_Input rows_.
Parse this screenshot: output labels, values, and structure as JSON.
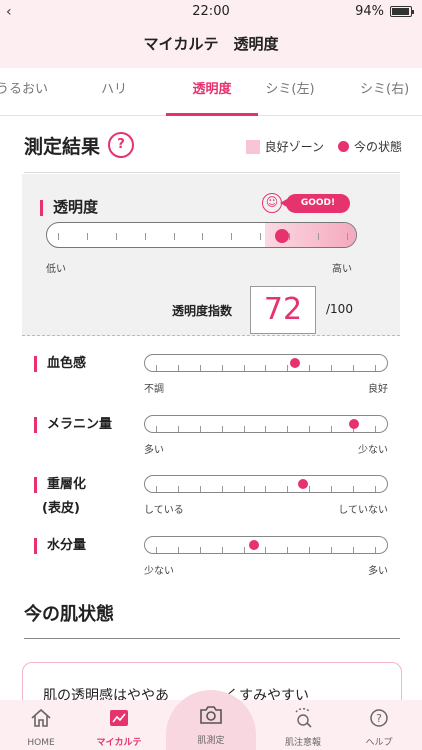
{
  "status": {
    "time": "22:00",
    "battery": "94%"
  },
  "header": {
    "title": "マイカルテ　透明度"
  },
  "tabs": [
    {
      "label": "うるおい",
      "active": false
    },
    {
      "label": "ハリ",
      "active": false
    },
    {
      "label": "透明度",
      "active": true
    },
    {
      "label": "シミ(左)",
      "active": false
    },
    {
      "label": "シミ(右)",
      "active": false
    }
  ],
  "result": {
    "title": "測定結果",
    "help": "?",
    "legend_good": "良好ゾーン",
    "legend_current": "今の状態"
  },
  "main": {
    "label": "透明度",
    "badge": "GOOD!",
    "low": "低い",
    "high": "高い",
    "index_label": "透明度指数",
    "index_value": "72",
    "index_max": "/100",
    "position": 0.76,
    "good_zone_start": 0.7
  },
  "metrics": [
    {
      "label": "血色感",
      "label2": "",
      "left": "不調",
      "right": "良好",
      "position": 0.62
    },
    {
      "label": "メラニン量",
      "label2": "",
      "left": "多い",
      "right": "少ない",
      "position": 0.86
    },
    {
      "label": "重層化",
      "label2": "(表皮)",
      "left": "している",
      "right": "していない",
      "position": 0.65
    },
    {
      "label": "水分量",
      "label2": "",
      "left": "少ない",
      "right": "多い",
      "position": 0.45
    }
  ],
  "skin": {
    "title": "今の肌状態",
    "text": "肌の透明感はややあ　　　　くすみやすい"
  },
  "nav": {
    "home": "HOME",
    "karte": "マイカルテ",
    "measure": "肌測定",
    "alert": "肌注意報",
    "help": "ヘルプ"
  },
  "colors": {
    "accent": "#e6336e",
    "header_bg": "#fdeef1",
    "good_zone": "#f8c5d4"
  }
}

_Goal of the exercise_.
Search the lines above for the string "right" and copy each line that has it.

_Output below_.
      "right": "良好",
      "right": "少ない",
      "right": "していない",
      "right": "多い",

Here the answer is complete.